** Aim of the task **
Pull each line holding the word "ylabel" from the data.

** Some records **
#####

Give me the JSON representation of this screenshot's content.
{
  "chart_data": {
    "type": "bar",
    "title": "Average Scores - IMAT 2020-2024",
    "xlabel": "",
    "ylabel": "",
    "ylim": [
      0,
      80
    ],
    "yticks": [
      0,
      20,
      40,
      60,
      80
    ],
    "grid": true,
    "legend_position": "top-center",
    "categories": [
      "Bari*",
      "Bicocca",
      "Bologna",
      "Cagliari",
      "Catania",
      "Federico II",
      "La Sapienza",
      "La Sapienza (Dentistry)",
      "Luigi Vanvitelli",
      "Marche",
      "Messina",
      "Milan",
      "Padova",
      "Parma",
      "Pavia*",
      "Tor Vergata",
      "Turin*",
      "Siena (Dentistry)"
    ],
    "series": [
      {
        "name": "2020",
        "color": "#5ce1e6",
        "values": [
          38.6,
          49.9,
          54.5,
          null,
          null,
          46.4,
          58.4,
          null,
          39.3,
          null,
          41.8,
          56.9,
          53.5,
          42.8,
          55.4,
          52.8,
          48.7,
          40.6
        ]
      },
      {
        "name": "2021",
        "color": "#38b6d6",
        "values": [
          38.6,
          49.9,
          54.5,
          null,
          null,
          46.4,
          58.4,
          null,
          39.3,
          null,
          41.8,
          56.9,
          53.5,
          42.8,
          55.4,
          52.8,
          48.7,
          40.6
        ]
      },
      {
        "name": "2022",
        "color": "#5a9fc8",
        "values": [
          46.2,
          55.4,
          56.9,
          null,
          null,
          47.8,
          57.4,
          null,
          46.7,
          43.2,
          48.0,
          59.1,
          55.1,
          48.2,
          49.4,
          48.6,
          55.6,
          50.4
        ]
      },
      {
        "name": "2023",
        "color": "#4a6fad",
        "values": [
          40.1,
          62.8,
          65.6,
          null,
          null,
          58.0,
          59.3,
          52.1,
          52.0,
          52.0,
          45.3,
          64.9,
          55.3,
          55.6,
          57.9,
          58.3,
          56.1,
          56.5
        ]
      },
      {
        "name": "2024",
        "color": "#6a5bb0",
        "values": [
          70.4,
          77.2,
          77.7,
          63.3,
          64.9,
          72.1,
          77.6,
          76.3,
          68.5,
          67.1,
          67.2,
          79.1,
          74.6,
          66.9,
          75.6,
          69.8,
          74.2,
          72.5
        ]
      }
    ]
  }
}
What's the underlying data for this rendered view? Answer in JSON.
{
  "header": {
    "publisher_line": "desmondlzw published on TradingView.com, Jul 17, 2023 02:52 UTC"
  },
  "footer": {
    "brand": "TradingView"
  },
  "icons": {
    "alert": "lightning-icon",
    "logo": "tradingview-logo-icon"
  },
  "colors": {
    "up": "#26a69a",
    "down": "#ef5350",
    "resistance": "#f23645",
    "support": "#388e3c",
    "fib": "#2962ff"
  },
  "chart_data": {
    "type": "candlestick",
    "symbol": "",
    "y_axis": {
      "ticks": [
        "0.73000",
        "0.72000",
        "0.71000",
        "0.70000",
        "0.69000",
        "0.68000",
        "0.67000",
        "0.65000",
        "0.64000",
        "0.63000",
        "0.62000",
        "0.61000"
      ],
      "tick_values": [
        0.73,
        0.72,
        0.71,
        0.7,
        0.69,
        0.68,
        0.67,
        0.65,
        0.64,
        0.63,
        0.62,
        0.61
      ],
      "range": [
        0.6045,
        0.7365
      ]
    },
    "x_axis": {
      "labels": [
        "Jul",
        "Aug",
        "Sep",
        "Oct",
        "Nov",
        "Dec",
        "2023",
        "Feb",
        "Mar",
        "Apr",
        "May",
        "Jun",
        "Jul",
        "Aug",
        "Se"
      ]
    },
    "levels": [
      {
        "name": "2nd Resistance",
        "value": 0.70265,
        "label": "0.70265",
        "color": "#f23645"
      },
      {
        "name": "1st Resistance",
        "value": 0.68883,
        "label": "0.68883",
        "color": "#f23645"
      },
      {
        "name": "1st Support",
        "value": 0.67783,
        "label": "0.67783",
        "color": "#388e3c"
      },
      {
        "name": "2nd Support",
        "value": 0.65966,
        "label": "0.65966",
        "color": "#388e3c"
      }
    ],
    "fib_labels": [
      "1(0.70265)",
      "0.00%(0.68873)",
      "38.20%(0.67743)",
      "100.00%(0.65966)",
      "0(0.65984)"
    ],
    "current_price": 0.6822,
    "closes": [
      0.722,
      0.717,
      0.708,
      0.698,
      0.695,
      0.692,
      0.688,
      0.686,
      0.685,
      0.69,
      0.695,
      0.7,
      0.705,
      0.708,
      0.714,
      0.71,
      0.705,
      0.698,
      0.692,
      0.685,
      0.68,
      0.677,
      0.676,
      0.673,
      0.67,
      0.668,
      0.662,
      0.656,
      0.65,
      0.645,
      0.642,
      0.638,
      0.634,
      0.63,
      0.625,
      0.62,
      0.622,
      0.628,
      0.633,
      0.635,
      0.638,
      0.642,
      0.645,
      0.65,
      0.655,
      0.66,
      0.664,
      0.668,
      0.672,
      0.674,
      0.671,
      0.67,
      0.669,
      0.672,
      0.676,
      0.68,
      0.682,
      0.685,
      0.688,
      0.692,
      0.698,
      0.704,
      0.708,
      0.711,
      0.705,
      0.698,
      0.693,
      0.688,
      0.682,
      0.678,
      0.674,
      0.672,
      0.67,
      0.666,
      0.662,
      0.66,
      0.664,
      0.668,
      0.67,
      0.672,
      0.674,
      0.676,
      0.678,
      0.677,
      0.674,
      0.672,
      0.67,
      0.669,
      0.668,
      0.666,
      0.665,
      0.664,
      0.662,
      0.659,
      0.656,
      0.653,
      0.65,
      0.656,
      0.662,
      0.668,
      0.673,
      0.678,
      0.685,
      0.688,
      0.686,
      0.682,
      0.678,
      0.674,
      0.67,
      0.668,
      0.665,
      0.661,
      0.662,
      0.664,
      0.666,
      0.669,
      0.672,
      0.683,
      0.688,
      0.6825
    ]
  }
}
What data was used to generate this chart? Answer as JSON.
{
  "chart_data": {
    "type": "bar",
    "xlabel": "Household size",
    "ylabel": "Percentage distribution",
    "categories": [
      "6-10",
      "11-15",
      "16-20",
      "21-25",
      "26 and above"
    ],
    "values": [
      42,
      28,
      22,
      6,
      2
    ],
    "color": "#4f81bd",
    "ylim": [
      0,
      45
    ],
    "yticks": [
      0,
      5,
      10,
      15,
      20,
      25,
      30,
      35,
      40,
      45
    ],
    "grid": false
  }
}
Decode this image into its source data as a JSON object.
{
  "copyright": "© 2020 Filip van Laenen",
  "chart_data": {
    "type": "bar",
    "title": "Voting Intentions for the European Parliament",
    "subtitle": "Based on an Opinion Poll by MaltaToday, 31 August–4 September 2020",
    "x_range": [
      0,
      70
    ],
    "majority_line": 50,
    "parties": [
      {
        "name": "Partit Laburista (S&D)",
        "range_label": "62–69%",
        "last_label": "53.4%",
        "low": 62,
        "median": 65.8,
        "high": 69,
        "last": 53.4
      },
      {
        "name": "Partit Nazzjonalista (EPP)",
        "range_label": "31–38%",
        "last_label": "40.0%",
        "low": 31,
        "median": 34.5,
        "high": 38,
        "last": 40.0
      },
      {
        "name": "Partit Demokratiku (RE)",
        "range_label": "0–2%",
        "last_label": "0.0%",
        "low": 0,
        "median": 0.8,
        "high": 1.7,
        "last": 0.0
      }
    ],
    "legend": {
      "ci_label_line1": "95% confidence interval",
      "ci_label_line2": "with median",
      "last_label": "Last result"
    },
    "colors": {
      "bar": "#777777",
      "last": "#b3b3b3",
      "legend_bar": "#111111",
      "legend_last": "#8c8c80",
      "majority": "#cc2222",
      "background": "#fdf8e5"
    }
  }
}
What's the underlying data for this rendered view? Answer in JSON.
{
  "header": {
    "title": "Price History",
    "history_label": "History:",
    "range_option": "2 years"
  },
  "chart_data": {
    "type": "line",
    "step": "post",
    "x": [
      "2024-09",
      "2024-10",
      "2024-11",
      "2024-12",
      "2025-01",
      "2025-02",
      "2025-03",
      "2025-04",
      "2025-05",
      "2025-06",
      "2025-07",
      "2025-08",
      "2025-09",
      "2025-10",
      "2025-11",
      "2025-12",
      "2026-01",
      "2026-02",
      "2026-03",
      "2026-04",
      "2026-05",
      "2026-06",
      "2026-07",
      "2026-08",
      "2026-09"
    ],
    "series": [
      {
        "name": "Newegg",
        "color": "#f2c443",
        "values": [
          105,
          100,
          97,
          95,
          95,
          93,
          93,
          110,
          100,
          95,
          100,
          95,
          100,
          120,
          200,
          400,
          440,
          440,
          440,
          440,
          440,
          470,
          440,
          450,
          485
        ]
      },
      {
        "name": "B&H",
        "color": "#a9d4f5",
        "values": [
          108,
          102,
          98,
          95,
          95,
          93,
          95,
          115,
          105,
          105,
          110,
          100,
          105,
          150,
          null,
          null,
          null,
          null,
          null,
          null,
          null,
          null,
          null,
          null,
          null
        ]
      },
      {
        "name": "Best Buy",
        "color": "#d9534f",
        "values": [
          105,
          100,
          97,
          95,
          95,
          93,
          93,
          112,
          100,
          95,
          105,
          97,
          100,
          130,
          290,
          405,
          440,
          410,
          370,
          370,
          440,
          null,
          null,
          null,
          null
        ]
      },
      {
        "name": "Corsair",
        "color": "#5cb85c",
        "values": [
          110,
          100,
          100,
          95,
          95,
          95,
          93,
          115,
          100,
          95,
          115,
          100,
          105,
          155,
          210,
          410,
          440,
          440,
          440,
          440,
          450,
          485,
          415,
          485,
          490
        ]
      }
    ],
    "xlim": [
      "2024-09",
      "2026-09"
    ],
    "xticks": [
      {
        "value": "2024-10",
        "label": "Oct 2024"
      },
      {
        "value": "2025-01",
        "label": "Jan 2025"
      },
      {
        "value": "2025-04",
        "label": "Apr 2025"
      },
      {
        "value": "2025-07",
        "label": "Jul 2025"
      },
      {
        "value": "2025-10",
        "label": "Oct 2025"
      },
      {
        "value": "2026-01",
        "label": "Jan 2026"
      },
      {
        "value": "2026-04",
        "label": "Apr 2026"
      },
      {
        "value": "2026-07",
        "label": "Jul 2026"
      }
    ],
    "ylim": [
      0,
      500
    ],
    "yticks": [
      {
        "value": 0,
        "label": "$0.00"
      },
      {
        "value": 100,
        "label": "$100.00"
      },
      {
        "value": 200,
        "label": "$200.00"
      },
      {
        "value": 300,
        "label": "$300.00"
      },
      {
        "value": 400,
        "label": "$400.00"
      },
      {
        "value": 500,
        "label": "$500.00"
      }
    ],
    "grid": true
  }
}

#####

** Right answer **
    "ylabel": "",
    "ylabel": "Percentage distribution",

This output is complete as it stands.